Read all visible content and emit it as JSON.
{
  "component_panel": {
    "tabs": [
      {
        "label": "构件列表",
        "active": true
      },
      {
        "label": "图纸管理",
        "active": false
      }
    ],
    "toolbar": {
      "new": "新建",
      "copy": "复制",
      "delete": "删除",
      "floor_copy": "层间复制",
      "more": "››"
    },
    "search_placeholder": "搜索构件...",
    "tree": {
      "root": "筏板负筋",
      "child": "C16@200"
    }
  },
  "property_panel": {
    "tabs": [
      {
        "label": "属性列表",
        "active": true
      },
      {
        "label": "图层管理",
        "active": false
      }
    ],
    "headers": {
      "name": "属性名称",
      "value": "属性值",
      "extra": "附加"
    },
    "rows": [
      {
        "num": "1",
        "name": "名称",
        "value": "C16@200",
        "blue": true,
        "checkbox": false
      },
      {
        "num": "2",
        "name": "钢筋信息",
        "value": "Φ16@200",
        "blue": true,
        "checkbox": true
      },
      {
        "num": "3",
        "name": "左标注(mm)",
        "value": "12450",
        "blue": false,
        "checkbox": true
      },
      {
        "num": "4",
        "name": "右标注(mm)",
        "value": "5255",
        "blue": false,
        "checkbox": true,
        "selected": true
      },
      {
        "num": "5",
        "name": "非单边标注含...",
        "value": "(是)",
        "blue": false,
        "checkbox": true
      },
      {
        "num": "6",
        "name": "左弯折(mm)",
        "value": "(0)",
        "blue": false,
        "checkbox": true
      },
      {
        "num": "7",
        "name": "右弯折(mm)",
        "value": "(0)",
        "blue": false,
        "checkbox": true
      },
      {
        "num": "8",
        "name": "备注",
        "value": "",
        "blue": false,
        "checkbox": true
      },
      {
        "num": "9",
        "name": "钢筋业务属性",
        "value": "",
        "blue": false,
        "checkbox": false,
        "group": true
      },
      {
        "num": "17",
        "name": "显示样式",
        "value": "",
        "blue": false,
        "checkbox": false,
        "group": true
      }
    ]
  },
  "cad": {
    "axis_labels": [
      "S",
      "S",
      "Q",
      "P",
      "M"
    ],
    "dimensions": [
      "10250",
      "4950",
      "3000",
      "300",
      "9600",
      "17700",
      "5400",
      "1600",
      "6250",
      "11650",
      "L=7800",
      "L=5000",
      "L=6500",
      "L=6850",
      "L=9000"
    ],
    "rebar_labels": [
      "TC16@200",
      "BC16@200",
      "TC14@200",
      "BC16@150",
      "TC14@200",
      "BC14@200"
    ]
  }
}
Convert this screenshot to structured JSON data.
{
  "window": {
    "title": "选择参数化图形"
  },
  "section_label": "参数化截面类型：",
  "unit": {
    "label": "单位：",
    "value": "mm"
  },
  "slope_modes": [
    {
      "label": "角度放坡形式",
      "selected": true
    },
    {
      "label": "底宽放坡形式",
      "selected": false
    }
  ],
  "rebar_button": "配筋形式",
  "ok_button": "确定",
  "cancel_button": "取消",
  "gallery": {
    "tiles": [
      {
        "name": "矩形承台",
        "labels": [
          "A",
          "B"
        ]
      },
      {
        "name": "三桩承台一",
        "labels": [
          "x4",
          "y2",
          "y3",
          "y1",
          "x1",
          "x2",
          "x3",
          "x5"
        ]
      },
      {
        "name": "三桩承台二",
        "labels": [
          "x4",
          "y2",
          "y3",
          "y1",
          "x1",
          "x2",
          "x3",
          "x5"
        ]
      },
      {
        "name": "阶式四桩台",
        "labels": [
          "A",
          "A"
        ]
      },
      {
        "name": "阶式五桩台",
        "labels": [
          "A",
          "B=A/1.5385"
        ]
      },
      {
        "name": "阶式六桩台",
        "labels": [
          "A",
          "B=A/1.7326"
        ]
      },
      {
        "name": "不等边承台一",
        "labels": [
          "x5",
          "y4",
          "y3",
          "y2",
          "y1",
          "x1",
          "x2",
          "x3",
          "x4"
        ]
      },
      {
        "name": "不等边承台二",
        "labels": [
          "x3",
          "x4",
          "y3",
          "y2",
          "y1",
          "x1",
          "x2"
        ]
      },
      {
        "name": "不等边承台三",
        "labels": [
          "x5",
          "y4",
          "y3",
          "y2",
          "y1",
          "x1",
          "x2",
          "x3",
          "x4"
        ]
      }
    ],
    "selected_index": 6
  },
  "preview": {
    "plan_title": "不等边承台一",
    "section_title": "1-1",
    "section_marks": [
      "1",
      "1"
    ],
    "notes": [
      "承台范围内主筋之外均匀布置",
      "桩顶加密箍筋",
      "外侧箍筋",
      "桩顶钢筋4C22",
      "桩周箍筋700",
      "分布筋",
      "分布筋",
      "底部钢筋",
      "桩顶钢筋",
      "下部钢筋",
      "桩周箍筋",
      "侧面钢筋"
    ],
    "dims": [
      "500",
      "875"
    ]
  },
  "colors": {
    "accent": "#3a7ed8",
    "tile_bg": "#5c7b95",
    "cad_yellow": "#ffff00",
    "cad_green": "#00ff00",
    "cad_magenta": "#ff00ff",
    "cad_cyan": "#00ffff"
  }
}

----------

■ **Exercise goal**
The records above should be duplicated in full, exactly as given.

■ **Output below**
Read all visible content and emit it as JSON.
{
  "component_panel": {
    "tabs": [
      {
        "label": "构件列表",
        "active": true
      },
      {
        "label": "图纸管理",
        "active": false
      }
    ],
    "toolbar": {
      "new": "新建",
      "copy": "复制",
      "delete": "删除",
      "floor_copy": "层间复制",
      "more": "››"
    },
    "search_placeholder": "搜索构件...",
    "tree": {
      "root": "筏板负筋",
      "child": "C16@200"
    }
  },
  "property_panel": {
    "tabs": [
      {
        "label": "属性列表",
        "active": true
      },
      {
        "label": "图层管理",
        "active": false
      }
    ],
    "headers": {
      "name": "属性名称",
      "value": "属性值",
      "extra": "附加"
    },
    "rows": [
      {
        "num": "1",
        "name": "名称",
        "value": "C16@200",
        "blue": true,
        "checkbox": false
      },
      {
        "num": "2",
        "name": "钢筋信息",
        "value": "Φ16@200",
        "blue": true,
        "checkbox": true
      },
      {
        "num": "3",
        "name": "左标注(mm)",
        "value": "12450",
        "blue": false,
        "checkbox": true
      },
      {
        "num": "4",
        "name": "右标注(mm)",
        "value": "5255",
        "blue": false,
        "checkbox": true,
        "selected": true
      },
      {
        "num": "5",
        "name": "非单边标注含...",
        "value": "(是)",
        "blue": false,
        "checkbox": true
      },
      {
        "num": "6",
        "name": "左弯折(mm)",
        "value": "(0)",
        "blue": false,
        "checkbox": true
      },
      {
        "num": "7",
        "name": "右弯折(mm)",
        "value": "(0)",
        "blue": false,
        "checkbox": true
      },
      {
        "num": "8",
        "name": "备注",
        "value": "",
        "blue": false,
        "checkbox": true
      },
      {
        "num": "9",
        "name": "钢筋业务属性",
        "value": "",
        "blue": false,
        "checkbox": false,
        "group": true
      },
      {
        "num": "17",
        "name": "显示样式",
        "value": "",
        "blue": false,
        "checkbox": false,
        "group": true
      }
    ]
  },
  "cad": {
    "axis_labels": [
      "S",
      "S",
      "Q",
      "P",
      "M"
    ],
    "dimensions": [
      "10250",
      "4950",
      "3000",
      "300",
      "9600",
      "17700",
      "5400",
      "1600",
      "6250",
      "11650",
      "L=7800",
      "L=5000",
      "L=6500",
      "L=6850",
      "L=9000"
    ],
    "rebar_labels": [
      "TC16@200",
      "BC16@200",
      "TC14@200",
      "BC16@150",
      "TC14@200",
      "BC14@200"
    ]
  }
}
Convert this screenshot to structured JSON data.
{
  "window": {
    "title": "选择参数化图形"
  },
  "section_label": "参数化截面类型：",
  "unit": {
    "label": "单位：",
    "value": "mm"
  },
  "slope_modes": [
    {
      "label": "角度放坡形式",
      "selected": true
    },
    {
      "label": "底宽放坡形式",
      "selected": false
    }
  ],
  "rebar_button": "配筋形式",
  "ok_button": "确定",
  "cancel_button": "取消",
  "gallery": {
    "tiles": [
      {
        "name": "矩形承台",
        "labels": [
          "A",
          "B"
        ]
      },
      {
        "name": "三桩承台一",
        "labels": [
          "x4",
          "y2",
          "y3",
          "y1",
          "x1",
          "x2",
          "x3",
          "x5"
        ]
      },
      {
        "name": "三桩承台二",
        "labels": [
          "x4",
          "y2",
          "y3",
          "y1",
          "x1",
          "x2",
          "x3",
          "x5"
        ]
      },
      {
        "name": "阶式四桩台",
        "labels": [
          "A",
          "A"
        ]
      },
      {
        "name": "阶式五桩台",
        "labels": [
          "A",
          "B=A/1.5385"
        ]
      },
      {
        "name": "阶式六桩台",
        "labels": [
          "A",
          "B=A/1.7326"
        ]
      },
      {
        "name": "不等边承台一",
        "labels": [
          "x5",
          "y4",
          "y3",
          "y2",
          "y1",
          "x1",
          "x2",
          "x3",
          "x4"
        ]
      },
      {
        "name": "不等边承台二",
        "labels": [
          "x3",
          "x4",
          "y3",
          "y2",
          "y1",
          "x1",
          "x2"
        ]
      },
      {
        "name": "不等边承台三",
        "labels": [
          "x5",
          "y4",
          "y3",
          "y2",
          "y1",
          "x1",
          "x2",
          "x3",
          "x4"
        ]
      }
    ],
    "selected_index": 6
  },
  "preview": {
    "plan_title": "不等边承台一",
    "section_title": "1-1",
    "section_marks": [
      "1",
      "1"
    ],
    "notes": [
      "承台范围内主筋之外均匀布置",
      "桩顶加密箍筋",
      "外侧箍筋",
      "桩顶钢筋4C22",
      "桩周箍筋700",
      "分布筋",
      "分布筋",
      "底部钢筋",
      "桩顶钢筋",
      "下部钢筋",
      "桩周箍筋",
      "侧面钢筋"
    ],
    "dims": [
      "500",
      "875"
    ]
  },
  "colors": {
    "accent": "#3a7ed8",
    "tile_bg": "#5c7b95",
    "cad_yellow": "#ffff00",
    "cad_green": "#00ff00",
    "cad_magenta": "#ff00ff",
    "cad_cyan": "#00ffff"
  }
}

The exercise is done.